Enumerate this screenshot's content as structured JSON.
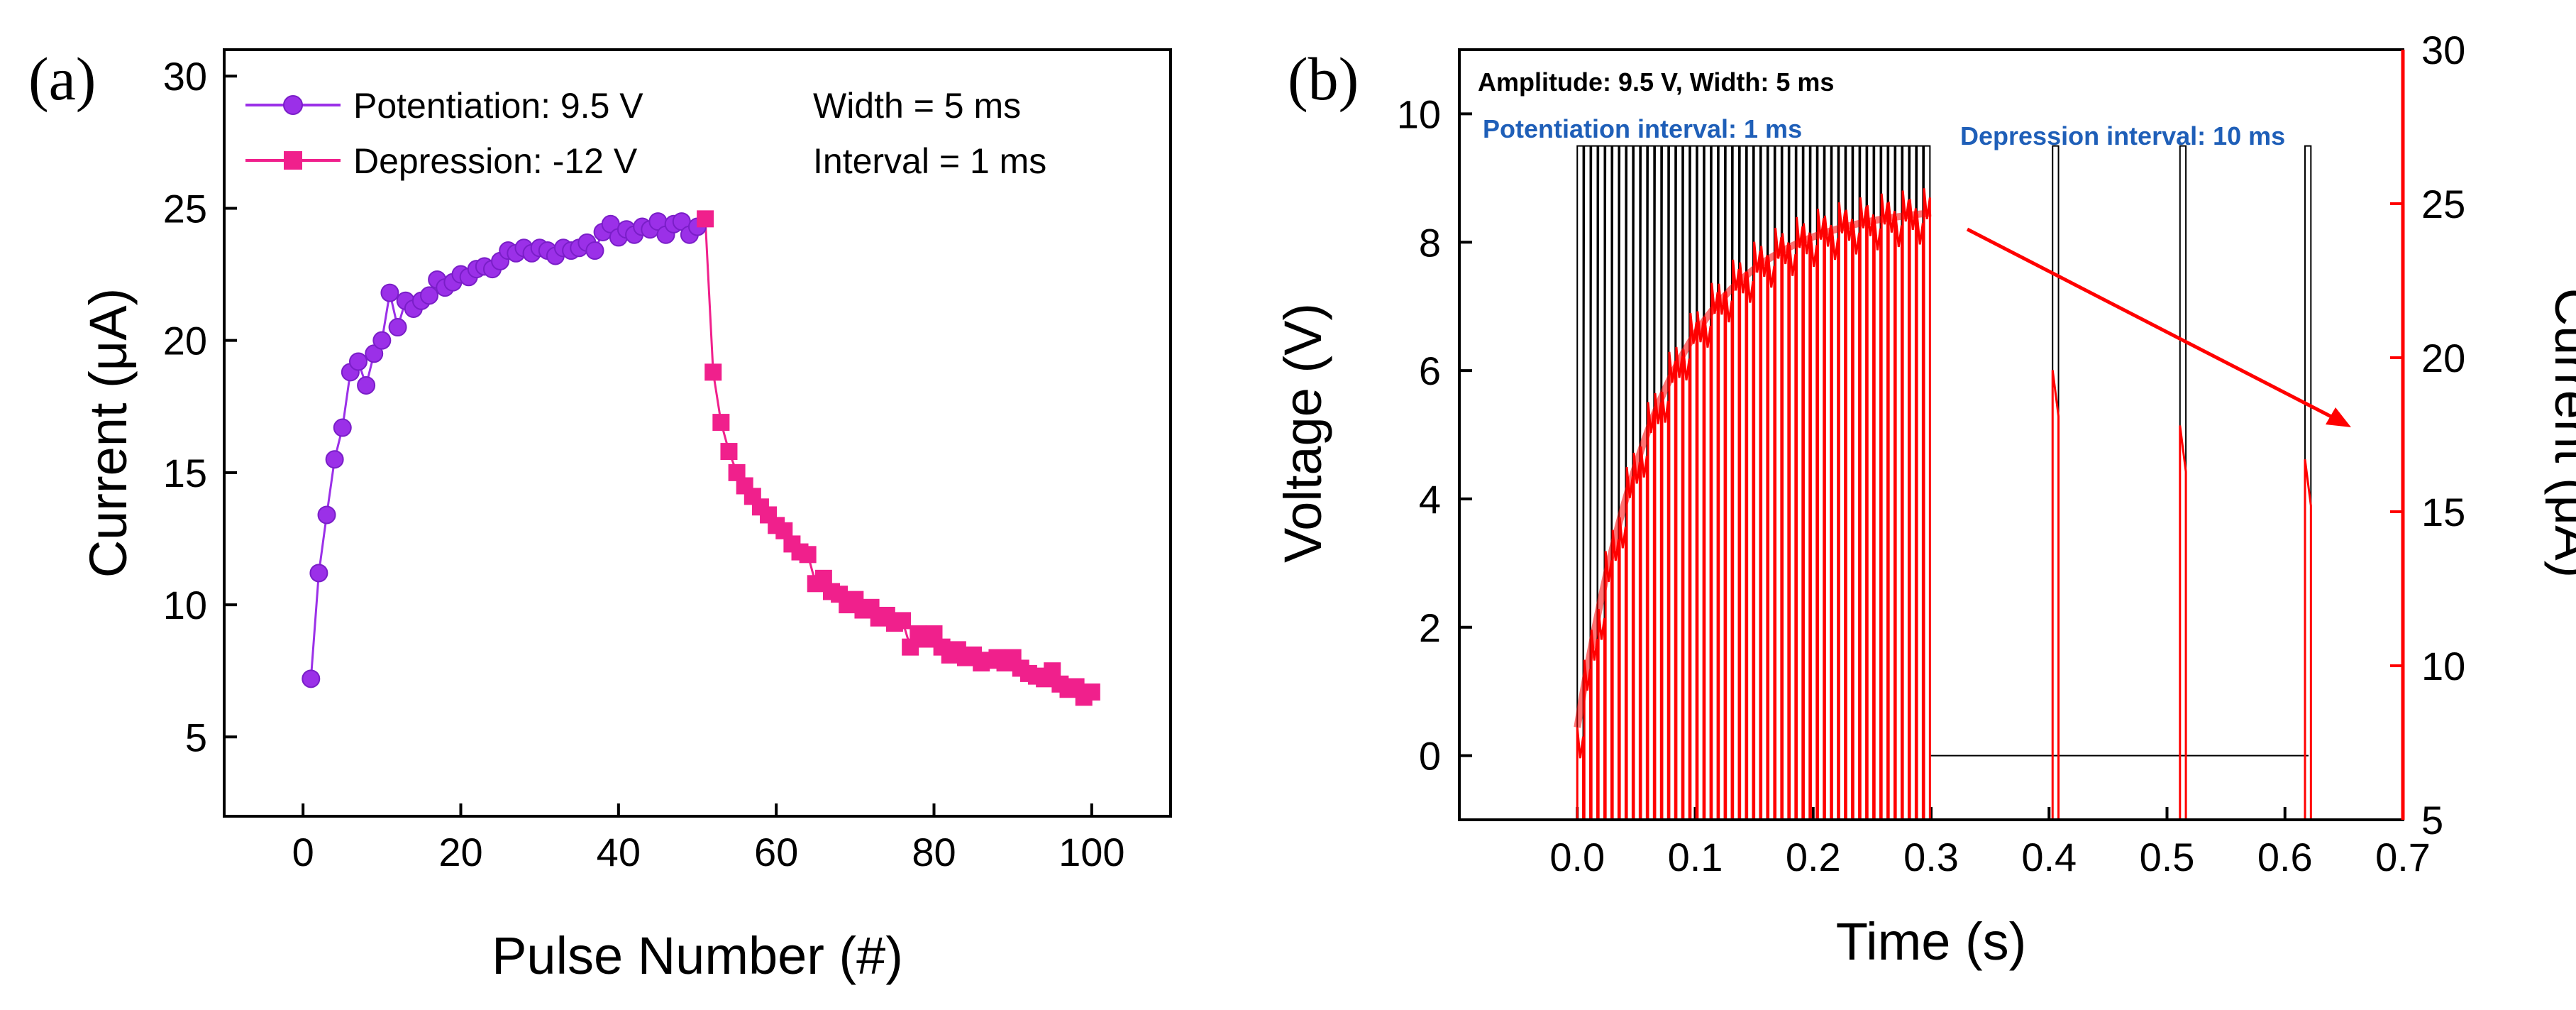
{
  "chart_data": [
    {
      "type": "scatter",
      "panel_label": "(a)",
      "xlabel": "Pulse Number (#)",
      "ylabel": "Current (μA)",
      "xlim": [
        -10,
        110
      ],
      "ylim": [
        2,
        31
      ],
      "xticks": [
        0,
        20,
        40,
        60,
        80,
        100
      ],
      "yticks": [
        5,
        10,
        15,
        20,
        25,
        30
      ],
      "annotations": [
        "Width = 5 ms",
        "Interval = 1 ms"
      ],
      "series": [
        {
          "name": "Potentiation: 9.5 V",
          "color": "#9b30e8",
          "marker": "circle",
          "x": [
            1,
            2,
            3,
            4,
            5,
            6,
            7,
            8,
            9,
            10,
            11,
            12,
            13,
            14,
            15,
            16,
            17,
            18,
            19,
            20,
            21,
            22,
            23,
            24,
            25,
            26,
            27,
            28,
            29,
            30,
            31,
            32,
            33,
            34,
            35,
            36,
            37,
            38,
            39,
            40,
            41,
            42,
            43,
            44,
            45,
            46,
            47,
            48,
            49,
            50
          ],
          "y": [
            7.2,
            11.2,
            13.4,
            15.5,
            16.7,
            18.8,
            19.2,
            18.3,
            19.5,
            20.0,
            21.8,
            20.5,
            21.5,
            21.2,
            21.5,
            21.7,
            22.3,
            22.0,
            22.2,
            22.5,
            22.4,
            22.7,
            22.8,
            22.7,
            23.0,
            23.4,
            23.3,
            23.5,
            23.3,
            23.5,
            23.4,
            23.2,
            23.5,
            23.4,
            23.5,
            23.7,
            23.4,
            24.1,
            24.4,
            23.9,
            24.2,
            24.0,
            24.3,
            24.2,
            24.5,
            24.0,
            24.4,
            24.5,
            24.0,
            24.3
          ]
        },
        {
          "name": "Depression: -12 V",
          "color": "#f0208c",
          "marker": "square",
          "x": [
            51,
            52,
            53,
            54,
            55,
            56,
            57,
            58,
            59,
            60,
            61,
            62,
            63,
            64,
            65,
            66,
            67,
            68,
            69,
            70,
            71,
            72,
            73,
            74,
            75,
            76,
            77,
            78,
            79,
            80,
            81,
            82,
            83,
            84,
            85,
            86,
            87,
            88,
            89,
            90,
            91,
            92,
            93,
            94,
            95,
            96,
            97,
            98,
            99,
            100
          ],
          "y": [
            24.6,
            18.8,
            16.9,
            15.8,
            15.0,
            14.5,
            14.1,
            13.7,
            13.4,
            13.0,
            12.8,
            12.3,
            12.0,
            11.9,
            10.8,
            11.0,
            10.5,
            10.4,
            10.0,
            10.2,
            9.8,
            9.9,
            9.5,
            9.6,
            9.3,
            9.4,
            8.4,
            8.9,
            8.7,
            8.9,
            8.4,
            8.1,
            8.3,
            8.0,
            8.1,
            7.8,
            7.9,
            8.0,
            7.8,
            8.0,
            7.6,
            7.4,
            7.3,
            7.2,
            7.5,
            7.0,
            6.8,
            6.9,
            6.5,
            6.7
          ]
        }
      ]
    },
    {
      "type": "line",
      "panel_label": "(b)",
      "xlabel": "Time (s)",
      "ylabel": "Voltage (V)",
      "ylabel_right": "Current (μA)",
      "xlim": [
        -0.1,
        0.7
      ],
      "ylim": [
        -1,
        11
      ],
      "ylim_right": [
        5,
        30
      ],
      "xticks": [
        0.0,
        0.1,
        0.2,
        0.3,
        0.4,
        0.5,
        0.6,
        0.7
      ],
      "yticks": [
        0,
        2,
        4,
        6,
        8,
        10
      ],
      "yticks_right": [
        5,
        10,
        15,
        20,
        25,
        30
      ],
      "annotations": [
        "Amplitude: 9.5 V, Width: 5 ms",
        "Potentiation interval: 1 ms",
        "Depression interval: 10 ms"
      ],
      "series": [
        {
          "name": "Voltage",
          "color": "#000000",
          "axis": "left",
          "pulse_amplitude": 9.5,
          "pulse_width_s": 0.005,
          "potentiation_train": {
            "start": 0.0,
            "end": 0.3,
            "count": 50
          },
          "depression_pulse_times": [
            0.403,
            0.511,
            0.617
          ]
        },
        {
          "name": "Current",
          "color": "#ff0000",
          "axis": "right",
          "potentiation_envelope": {
            "start_value": 8.5,
            "end_value": 25.2
          },
          "depression_peaks": [
            {
              "t": 0.403,
              "value": 19.6
            },
            {
              "t": 0.511,
              "value": 17.8
            },
            {
              "t": 0.617,
              "value": 16.7
            }
          ]
        }
      ]
    }
  ]
}
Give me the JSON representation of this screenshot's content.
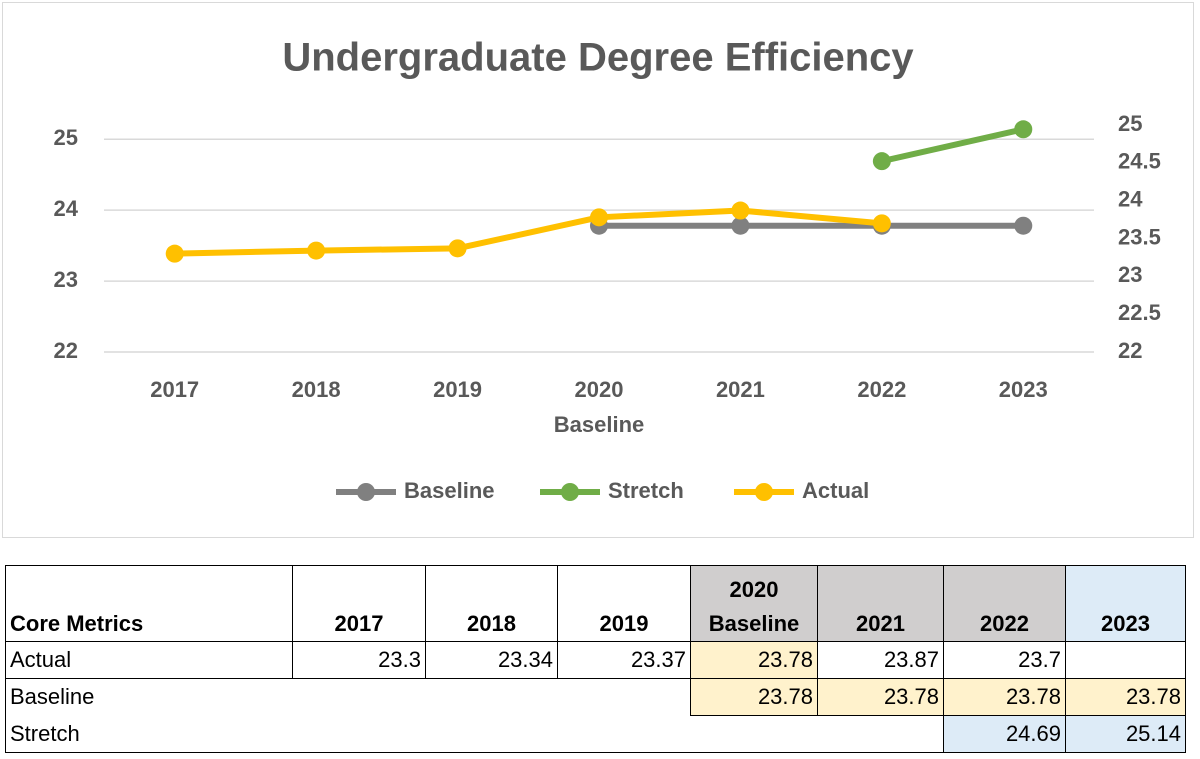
{
  "chart_data": {
    "type": "line",
    "title": "Undergraduate Degree Efficiency",
    "categories": [
      "2017",
      "2018",
      "2019",
      "2020\nBaseline",
      "2021",
      "2022",
      "2023"
    ],
    "series": [
      {
        "name": "Baseline",
        "color": "#808080",
        "values": [
          null,
          null,
          null,
          23.78,
          23.78,
          23.78,
          23.78
        ]
      },
      {
        "name": "Stretch",
        "color": "#70ad47",
        "values": [
          null,
          null,
          null,
          null,
          null,
          24.69,
          25.14
        ]
      },
      {
        "name": "Actual",
        "color": "#ffc000",
        "axis": "y2",
        "values": [
          23.3,
          23.34,
          23.37,
          23.78,
          23.87,
          23.7,
          null
        ]
      }
    ],
    "ylim": [
      22,
      25.2
    ],
    "yticks": [
      22,
      23,
      24,
      25
    ],
    "y2lim": [
      22,
      25
    ],
    "y2ticks": [
      22,
      22.5,
      23,
      23.5,
      24,
      24.5,
      25
    ],
    "grid": true,
    "legend": "bottom"
  },
  "table": {
    "header": [
      "Core Metrics",
      "2017",
      "2018",
      "2019",
      "2020\nBaseline",
      "2021",
      "2022",
      "2023"
    ],
    "rows": [
      [
        "Actual",
        23.3,
        23.34,
        23.37,
        23.78,
        23.87,
        23.7,
        null
      ],
      [
        "Baseline",
        null,
        null,
        null,
        23.78,
        23.78,
        23.78,
        23.78
      ],
      [
        "Stretch",
        null,
        null,
        null,
        null,
        null,
        24.69,
        25.14
      ]
    ]
  }
}
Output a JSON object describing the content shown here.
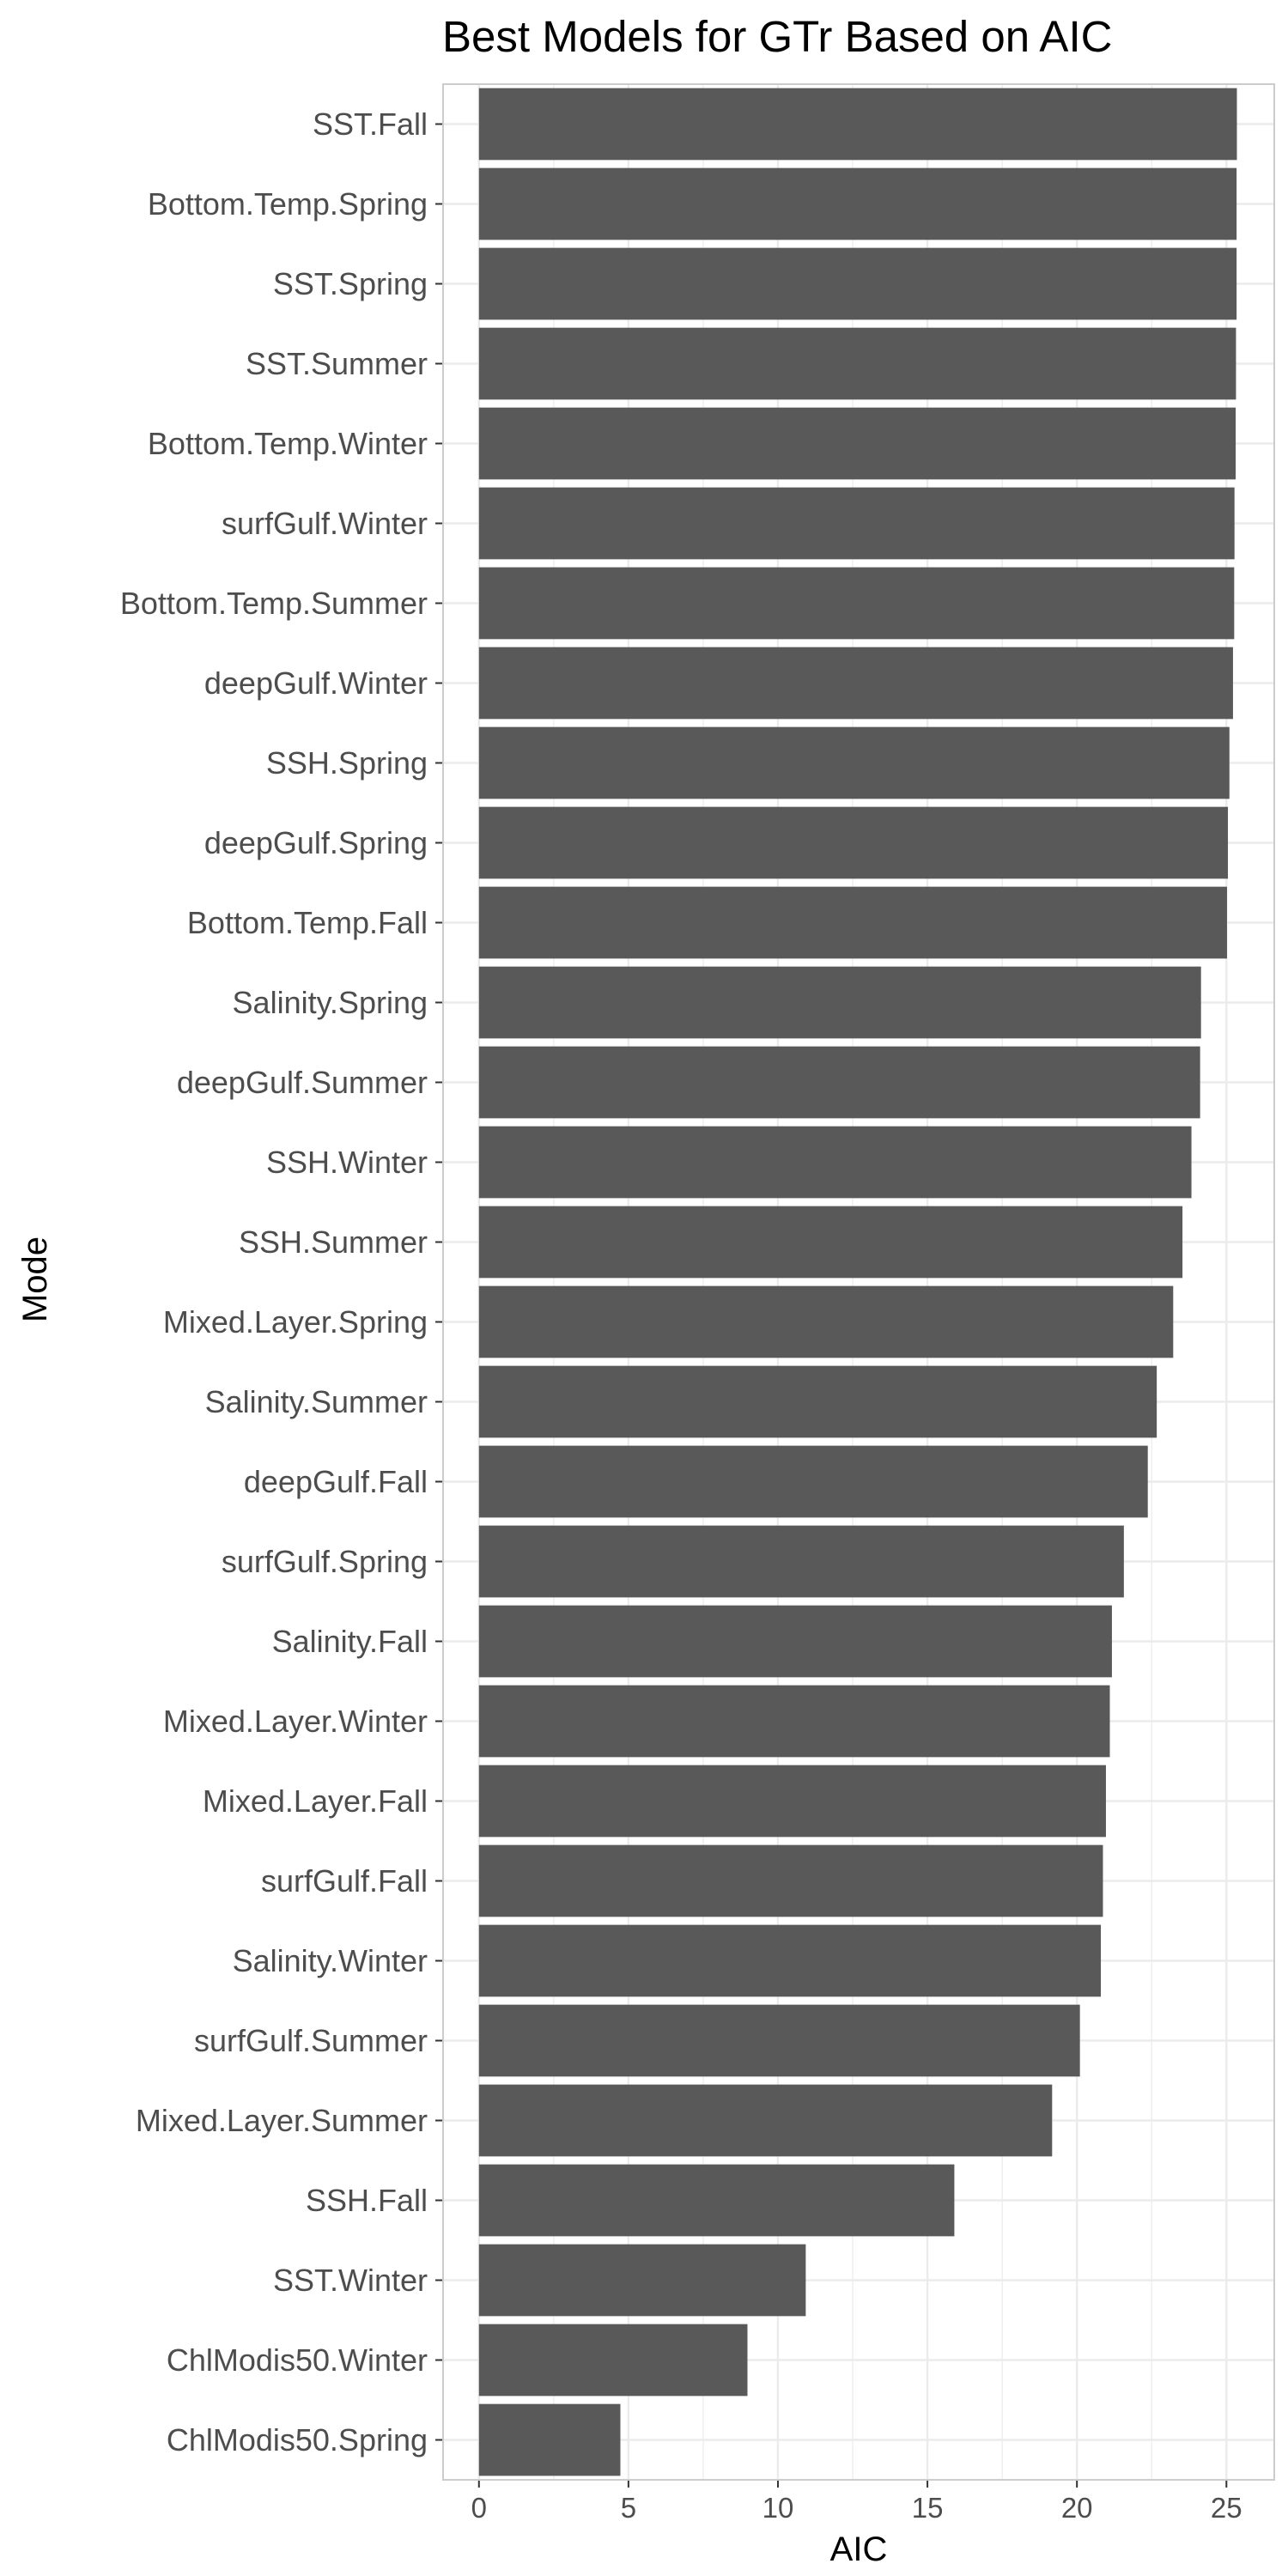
------------------------------
Find the word "screenshot" in the entries, and copy every line it shows up in.

Enumerate this screenshot's content as structured JSON.
Give me the JSON representation of this screenshot's content.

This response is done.